**To do**
Quote all entries exactly, leaving pictures aside.
%%
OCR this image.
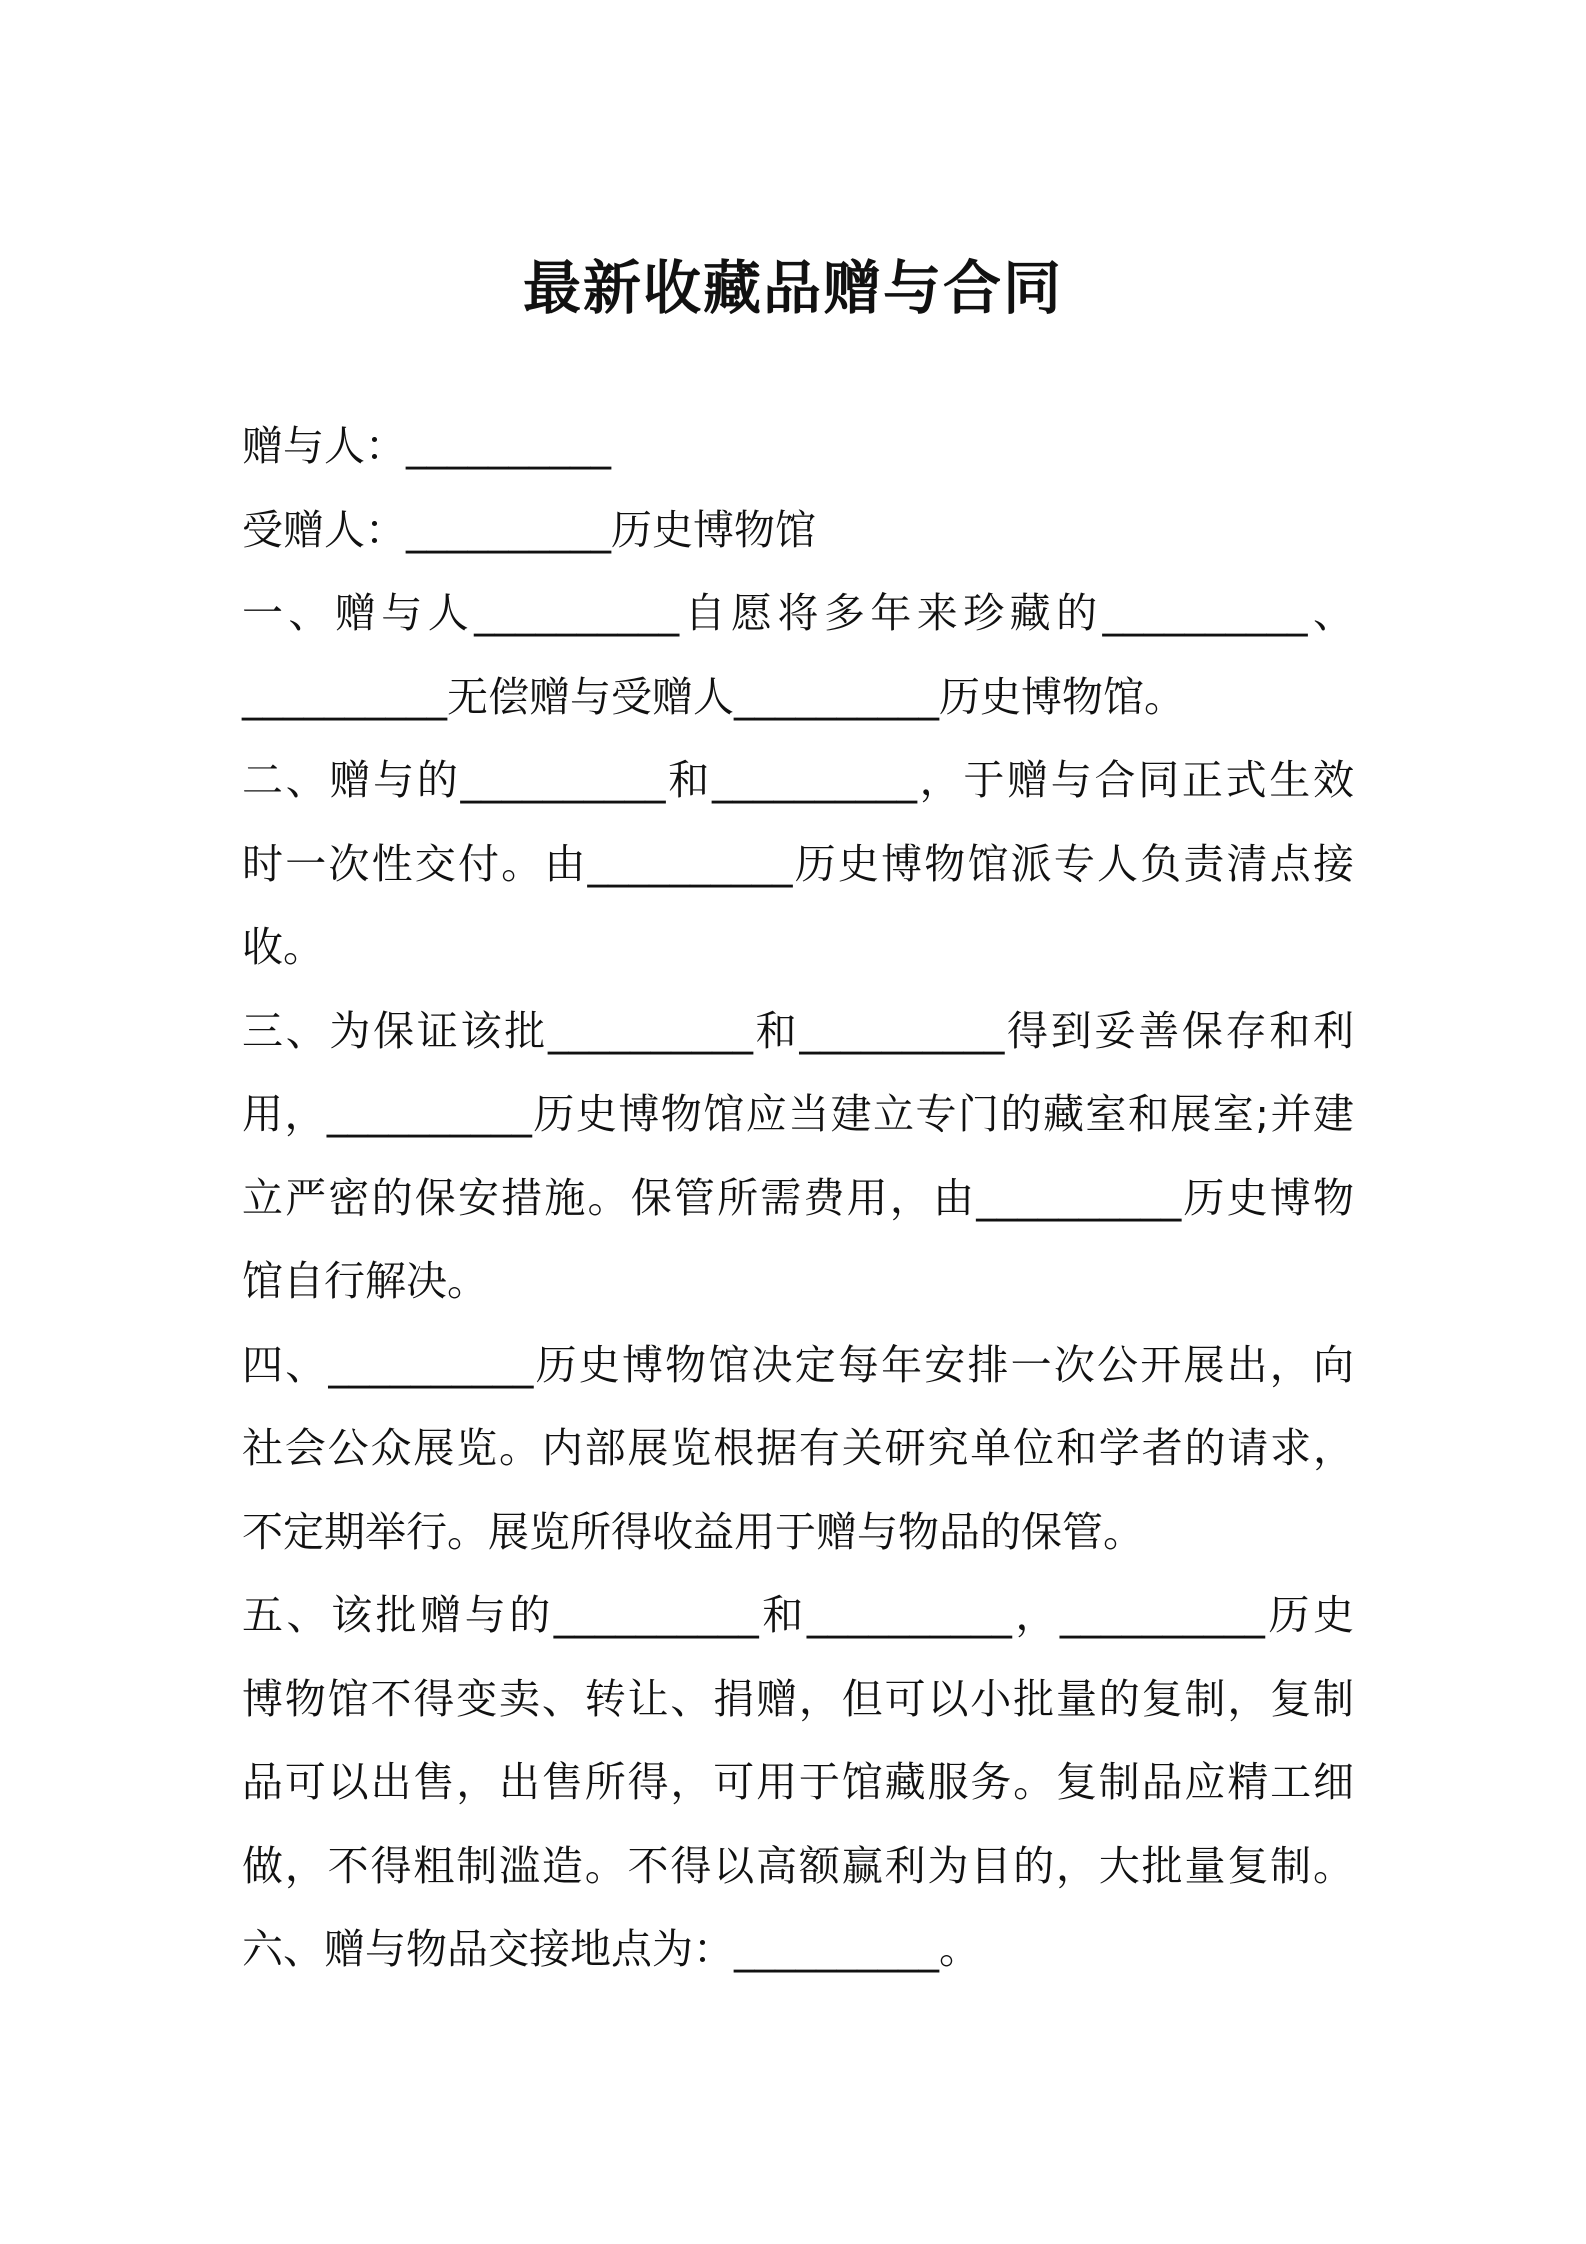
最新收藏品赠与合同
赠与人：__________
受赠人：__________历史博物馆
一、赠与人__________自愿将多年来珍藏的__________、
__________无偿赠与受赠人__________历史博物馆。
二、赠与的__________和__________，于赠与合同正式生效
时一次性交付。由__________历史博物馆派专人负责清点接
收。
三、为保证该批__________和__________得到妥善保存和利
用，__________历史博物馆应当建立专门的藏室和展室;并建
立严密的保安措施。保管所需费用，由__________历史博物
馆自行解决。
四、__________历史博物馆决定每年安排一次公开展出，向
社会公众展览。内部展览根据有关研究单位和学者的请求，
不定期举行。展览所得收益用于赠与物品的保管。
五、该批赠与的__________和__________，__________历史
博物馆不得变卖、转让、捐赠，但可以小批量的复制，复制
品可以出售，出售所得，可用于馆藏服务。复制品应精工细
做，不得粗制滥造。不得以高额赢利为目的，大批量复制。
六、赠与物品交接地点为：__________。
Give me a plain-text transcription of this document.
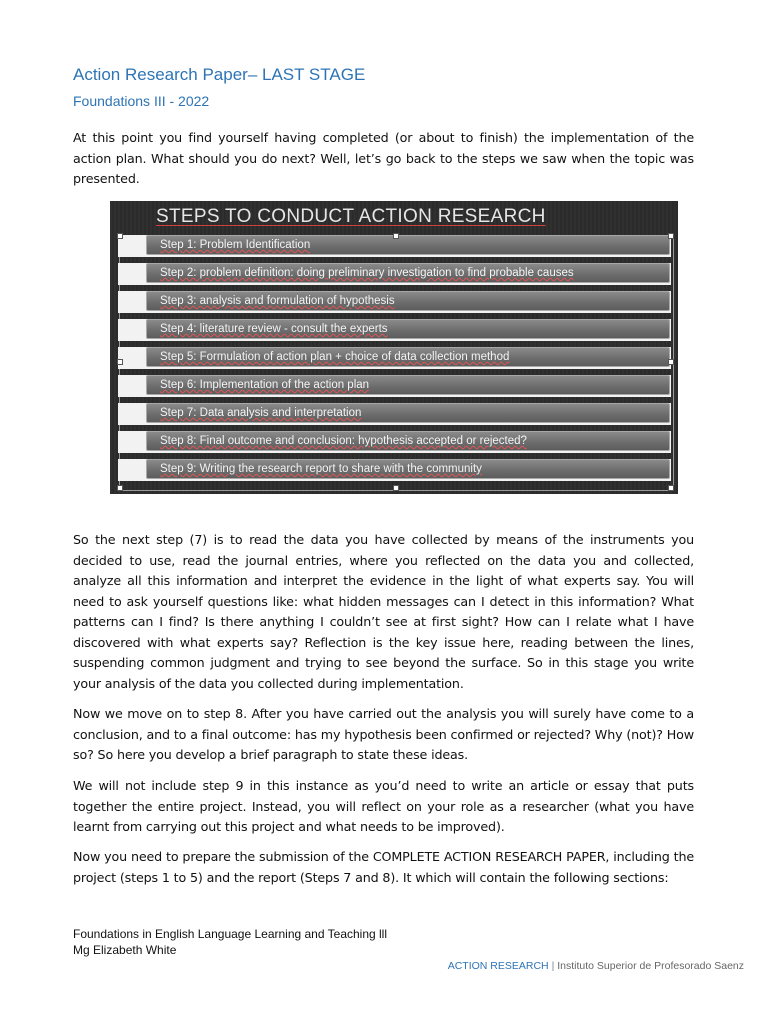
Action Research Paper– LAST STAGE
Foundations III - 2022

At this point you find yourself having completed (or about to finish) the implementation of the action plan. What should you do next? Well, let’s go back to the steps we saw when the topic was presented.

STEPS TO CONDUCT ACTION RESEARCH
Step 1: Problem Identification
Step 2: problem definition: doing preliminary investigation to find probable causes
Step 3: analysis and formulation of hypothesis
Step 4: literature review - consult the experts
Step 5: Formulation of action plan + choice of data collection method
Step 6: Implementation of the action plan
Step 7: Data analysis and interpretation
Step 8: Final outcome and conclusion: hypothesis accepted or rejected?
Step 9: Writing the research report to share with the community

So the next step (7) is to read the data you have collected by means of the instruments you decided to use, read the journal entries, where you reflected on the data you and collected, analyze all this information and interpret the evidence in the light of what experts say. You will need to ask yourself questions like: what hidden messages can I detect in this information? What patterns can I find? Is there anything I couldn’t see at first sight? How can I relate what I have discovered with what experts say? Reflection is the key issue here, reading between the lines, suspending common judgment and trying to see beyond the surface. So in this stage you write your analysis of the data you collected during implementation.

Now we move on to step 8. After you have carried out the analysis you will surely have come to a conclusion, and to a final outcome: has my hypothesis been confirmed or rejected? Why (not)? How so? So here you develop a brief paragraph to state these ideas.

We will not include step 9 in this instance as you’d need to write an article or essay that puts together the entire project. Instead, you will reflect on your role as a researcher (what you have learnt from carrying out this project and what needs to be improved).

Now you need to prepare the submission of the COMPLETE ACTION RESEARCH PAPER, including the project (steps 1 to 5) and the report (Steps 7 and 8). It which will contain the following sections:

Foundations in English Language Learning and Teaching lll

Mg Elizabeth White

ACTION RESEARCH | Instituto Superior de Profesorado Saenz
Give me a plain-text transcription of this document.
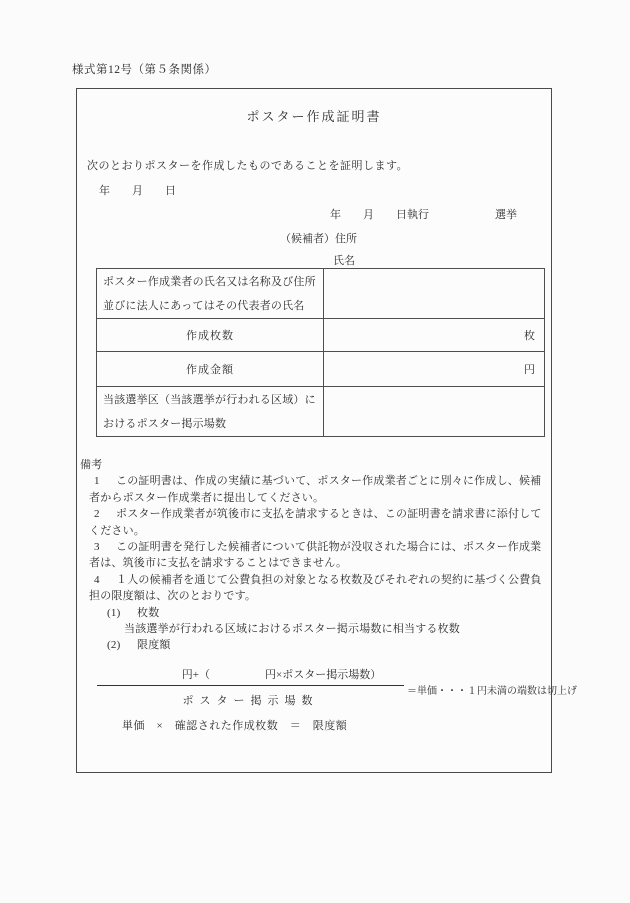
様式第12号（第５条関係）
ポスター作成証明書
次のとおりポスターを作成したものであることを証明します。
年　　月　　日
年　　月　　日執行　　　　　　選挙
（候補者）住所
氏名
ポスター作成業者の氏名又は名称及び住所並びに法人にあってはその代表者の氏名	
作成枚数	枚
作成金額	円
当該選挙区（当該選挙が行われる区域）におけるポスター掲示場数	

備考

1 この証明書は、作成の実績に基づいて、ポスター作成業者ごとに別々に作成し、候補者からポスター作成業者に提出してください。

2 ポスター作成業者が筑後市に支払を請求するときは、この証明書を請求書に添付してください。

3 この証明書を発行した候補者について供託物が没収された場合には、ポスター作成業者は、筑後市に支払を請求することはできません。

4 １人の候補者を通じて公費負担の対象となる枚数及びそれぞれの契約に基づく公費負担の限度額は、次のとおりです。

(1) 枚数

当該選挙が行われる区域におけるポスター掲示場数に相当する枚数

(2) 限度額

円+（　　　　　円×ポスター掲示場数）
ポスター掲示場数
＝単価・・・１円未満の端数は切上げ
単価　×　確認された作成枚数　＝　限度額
%%
**Exercise output**
OCR this image.
最新收藏品赠与合同
赠与人：__________
受赠人：__________历史博物馆
一、赠与人__________自愿将多年来珍藏的__________、
__________无偿赠与受赠人__________历史博物馆。
二、赠与的__________和__________，于赠与合同正式生效
时一次性交付。由__________历史博物馆派专人负责清点接
收。
三、为保证该批__________和__________得到妥善保存和利
用，__________历史博物馆应当建立专门的藏室和展室;并建
立严密的保安措施。保管所需费用，由__________历史博物
馆自行解决。
四、__________历史博物馆决定每年安排一次公开展出，向
社会公众展览。内部展览根据有关研究单位和学者的请求，
不定期举行。展览所得收益用于赠与物品的保管。
五、该批赠与的__________和__________，__________历史
博物馆不得变卖、转让、捐赠，但可以小批量的复制，复制
品可以出售，出售所得，可用于馆藏服务。复制品应精工细
做，不得粗制滥造。不得以高额赢利为目的，大批量复制。
六、赠与物品交接地点为：__________。
Give me a plain-text transcription of this document.
Action Research Paper– LAST STAGE
Foundations III - 2022

At this point you find yourself having completed (or about to finish) the implementation of the action plan. What should you do next? Well, let’s go back to the steps we saw when the topic was presented.

STEPS TO CONDUCT ACTION RESEARCH
Step 1: Problem Identification
Step 2: problem definition: doing preliminary investigation to find probable causes
Step 3: analysis and formulation of hypothesis
Step 4: literature review - consult the experts
Step 5: Formulation of action plan + choice of data collection method
Step 6: Implementation of the action plan
Step 7: Data analysis and interpretation
Step 8: Final outcome and conclusion: hypothesis accepted or rejected?
Step 9: Writing the research report to share with the community

So the next step (7) is to read the data you have collected by means of the instruments you decided to use, read the journal entries, where you reflected on the data you and collected, analyze all this information and interpret the evidence in the light of what experts say. You will need to ask yourself questions like: what hidden messages can I detect in this information? What patterns can I find? Is there anything I couldn’t see at first sight? How can I relate what I have discovered with what experts say? Reflection is the key issue here, reading between the lines, suspending common judgment and trying to see beyond the surface. So in this stage you write your analysis of the data you collected during implementation.

Now we move on to step 8. After you have carried out the analysis you will surely have come to a conclusion, and to a final outcome: has my hypothesis been confirmed or rejected? Why (not)? How so? So here you develop a brief paragraph to state these ideas.

We will not include step 9 in this instance as you’d need to write an article or essay that puts together the entire project. Instead, you will reflect on your role as a researcher (what you have learnt from carrying out this project and what needs to be improved).

Now you need to prepare the submission of the COMPLETE ACTION RESEARCH PAPER, including the project (steps 1 to 5) and the report (Steps 7 and 8). It which will contain the following sections:

Foundations in English Language Learning and Teaching lll

Mg Elizabeth White

ACTION RESEARCH | Instituto Superior de Profesorado Saenz
Give me a plain-text transcription of this document.
様式第12号（第５条関係）
ポスター作成証明書
次のとおりポスターを作成したものであることを証明します。
年　　月　　日
年　　月　　日執行　　　　　　選挙
（候補者）住所
氏名
ポスター作成業者の氏名又は名称及び住所並びに法人にあってはその代表者の氏名	
作成枚数	枚
作成金額	円
当該選挙区（当該選挙が行われる区域）におけるポスター掲示場数	

備考

1 この証明書は、作成の実績に基づいて、ポスター作成業者ごとに別々に作成し、候補者からポスター作成業者に提出してください。

2 ポスター作成業者が筑後市に支払を請求するときは、この証明書を請求書に添付してください。

3 この証明書を発行した候補者について供託物が没収された場合には、ポスター作成業者は、筑後市に支払を請求することはできません。

4 １人の候補者を通じて公費負担の対象となる枚数及びそれぞれの契約に基づく公費負担の限度額は、次のとおりです。

(1) 枚数

当該選挙が行われる区域におけるポスター掲示場数に相当する枚数

(2) 限度額

円+（　　　　　円×ポスター掲示場数）
ポスター掲示場数
＝単価・・・１円未満の端数は切上げ
単価　×　確認された作成枚数　＝　限度額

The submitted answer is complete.